DIRECTIONS FOR THIS TASK:
Restate all of the data exactly.

━━━━━ RAW RECORDS

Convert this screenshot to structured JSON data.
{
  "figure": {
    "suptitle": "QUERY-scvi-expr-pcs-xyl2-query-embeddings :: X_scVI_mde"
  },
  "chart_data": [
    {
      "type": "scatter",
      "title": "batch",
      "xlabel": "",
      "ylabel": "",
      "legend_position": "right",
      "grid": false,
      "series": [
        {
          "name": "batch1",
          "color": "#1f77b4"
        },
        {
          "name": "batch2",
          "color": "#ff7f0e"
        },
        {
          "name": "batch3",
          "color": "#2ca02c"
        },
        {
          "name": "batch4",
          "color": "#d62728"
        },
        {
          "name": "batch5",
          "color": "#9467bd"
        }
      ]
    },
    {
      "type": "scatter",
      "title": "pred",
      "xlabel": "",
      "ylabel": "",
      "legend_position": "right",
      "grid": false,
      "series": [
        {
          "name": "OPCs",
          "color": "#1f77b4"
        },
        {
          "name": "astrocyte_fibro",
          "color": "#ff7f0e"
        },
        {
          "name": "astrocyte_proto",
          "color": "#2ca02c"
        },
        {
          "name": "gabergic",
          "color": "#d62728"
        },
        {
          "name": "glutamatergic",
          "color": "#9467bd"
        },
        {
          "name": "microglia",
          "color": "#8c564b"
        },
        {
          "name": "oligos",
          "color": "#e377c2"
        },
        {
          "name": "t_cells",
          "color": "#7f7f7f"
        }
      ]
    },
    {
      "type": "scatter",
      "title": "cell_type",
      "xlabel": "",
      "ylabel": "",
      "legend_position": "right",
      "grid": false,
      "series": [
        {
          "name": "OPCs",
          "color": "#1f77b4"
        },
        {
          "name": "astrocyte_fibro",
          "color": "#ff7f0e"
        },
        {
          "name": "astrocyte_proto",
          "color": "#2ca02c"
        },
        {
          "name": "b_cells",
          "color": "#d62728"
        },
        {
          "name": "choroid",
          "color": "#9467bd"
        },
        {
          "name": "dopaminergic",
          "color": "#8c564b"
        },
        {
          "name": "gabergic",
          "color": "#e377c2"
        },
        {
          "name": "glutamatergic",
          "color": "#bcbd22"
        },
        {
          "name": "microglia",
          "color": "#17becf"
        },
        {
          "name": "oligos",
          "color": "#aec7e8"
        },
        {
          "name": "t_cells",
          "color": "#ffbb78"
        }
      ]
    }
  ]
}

━━━━━━━━━━

SOLUTION TO THE PROBLEM:
Convert this screenshot to structured JSON data.
{
  "figure": {
    "suptitle": "QUERY-scvi-expr-pcs-xyl2-query-embeddings :: X_scVI_mde"
  },
  "chart_data": [
    {
      "type": "scatter",
      "title": "batch",
      "xlabel": "",
      "ylabel": "",
      "legend_position": "right",
      "grid": false,
      "series": [
        {
          "name": "batch1",
          "color": "#1f77b4"
        },
        {
          "name": "batch2",
          "color": "#ff7f0e"
        },
        {
          "name": "batch3",
          "color": "#2ca02c"
        },
        {
          "name": "batch4",
          "color": "#d62728"
        },
        {
          "name": "batch5",
          "color": "#9467bd"
        }
      ]
    },
    {
      "type": "scatter",
      "title": "pred",
      "xlabel": "",
      "ylabel": "",
      "legend_position": "right",
      "grid": false,
      "series": [
        {
          "name": "OPCs",
          "color": "#1f77b4"
        },
        {
          "name": "astrocyte_fibro",
          "color": "#ff7f0e"
        },
        {
          "name": "astrocyte_proto",
          "color": "#2ca02c"
        },
        {
          "name": "gabergic",
          "color": "#d62728"
        },
        {
          "name": "glutamatergic",
          "color": "#9467bd"
        },
        {
          "name": "microglia",
          "color": "#8c564b"
        },
        {
          "name": "oligos",
          "color": "#e377c2"
        },
        {
          "name": "t_cells",
          "color": "#7f7f7f"
        }
      ]
    },
    {
      "type": "scatter",
      "title": "cell_type",
      "xlabel": "",
      "ylabel": "",
      "legend_position": "right",
      "grid": false,
      "series": [
        {
          "name": "OPCs",
          "color": "#1f77b4"
        },
        {
          "name": "astrocyte_fibro",
          "color": "#ff7f0e"
        },
        {
          "name": "astrocyte_proto",
          "color": "#2ca02c"
        },
        {
          "name": "b_cells",
          "color": "#d62728"
        },
        {
          "name": "choroid",
          "color": "#9467bd"
        },
        {
          "name": "dopaminergic",
          "color": "#8c564b"
        },
        {
          "name": "gabergic",
          "color": "#e377c2"
        },
        {
          "name": "glutamatergic",
          "color": "#bcbd22"
        },
        {
          "name": "microglia",
          "color": "#17becf"
        },
        {
          "name": "oligos",
          "color": "#aec7e8"
        },
        {
          "name": "t_cells",
          "color": "#ffbb78"
        }
      ]
    }
  ]
}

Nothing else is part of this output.